------ DATASET ENTRIES ------

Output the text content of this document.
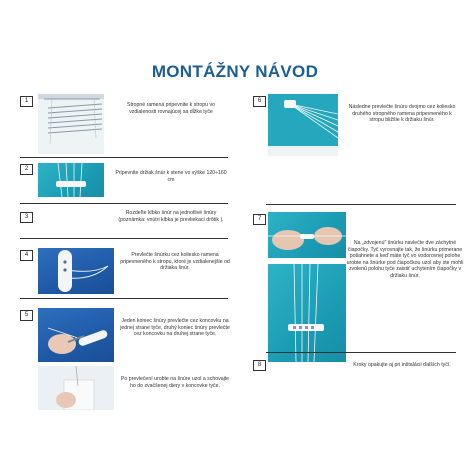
MONTÁŽNY NÁVOD
1
Stropné ramená pripevnite k stropu vo vzdialenosti rovnajúcej sa dĺžke tyče
2
Pripevnite držiak šnúr k stene vo výške 120÷160 cm
3
Rozdeľte klbko šnúr na jednotlivé šnúry (poznámka: vnútri klbka je prevliekací drôtik ).
4	Prevlečte šnúrku cez koliesko ramena pripevneného k stropu, ktoré je vzdialenejšie od držiaka šnúr.
5
Jeden koniec šnúry prevlečte cez koncovku na jednej strane tyče, druhý koniec šnúry prevlečte cez koncovku na druhej strane tyče.
Po prevlečení urobte na šnúre uzol a schovajte ho do zvačšenej diery v koncovke tyče.
6
Následne prevlečte šnúru dvojmo cez koliesko druhého stropného ramena pripevneného k stropu bližšie k držiaku šnúr.
7
Na „zdvojenú" šnúrku navlečte dve záchytné čiapočky. Tyč vyrovnajte tak, že šnúrku primerane potiahnete a keď máte tyč vo vodorovnej polohe urobte na šnúrke pod čiapočkou uzol aby ste mohli zvolenú polohu tyče zaistiť uchytením čiapočky v držiaku šnúr.
8	Kroky opakujte aj pri inštalácii ďalších tyčí.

------

▸ OBJECTIVE: All of the lines above should be retyped precisely, apart from the pictures.

▸ FULL RESPONSE:
Output the text content of this document.
MONTÁŽNY NÁVOD
1
Stropné ramená pripevnite k stropu vo vzdialenosti rovnajúcej sa dĺžke tyče
2
Pripevnite držiak šnúr k stene vo výške 120÷160 cm
3
Rozdeľte klbko šnúr na jednotlivé šnúry (poznámka: vnútri klbka je prevliekací drôtik ).
4	Prevlečte šnúrku cez koliesko ramena pripevneného k stropu, ktoré je vzdialenejšie od držiaka šnúr.
5
Jeden koniec šnúry prevlečte cez koncovku na jednej strane tyče, druhý koniec šnúry prevlečte cez koncovku na druhej strane tyče.
Po prevlečení urobte na šnúre uzol a schovajte ho do zvačšenej diery v koncovke tyče.
6
Následne prevlečte šnúru dvojmo cez koliesko druhého stropného ramena pripevneného k stropu bližšie k držiaku šnúr.
7
Na „zdvojenú" šnúrku navlečte dve záchytné čiapočky. Tyč vyrovnajte tak, že šnúrku primerane potiahnete a keď máte tyč vo vodorovnej polohe urobte na šnúrke pod čiapočkou uzol aby ste mohli zvolenú polohu tyče zaistiť uchytením čiapočky v držiaku šnúr.
8	Kroky opakujte aj pri inštalácii ďalších tyčí.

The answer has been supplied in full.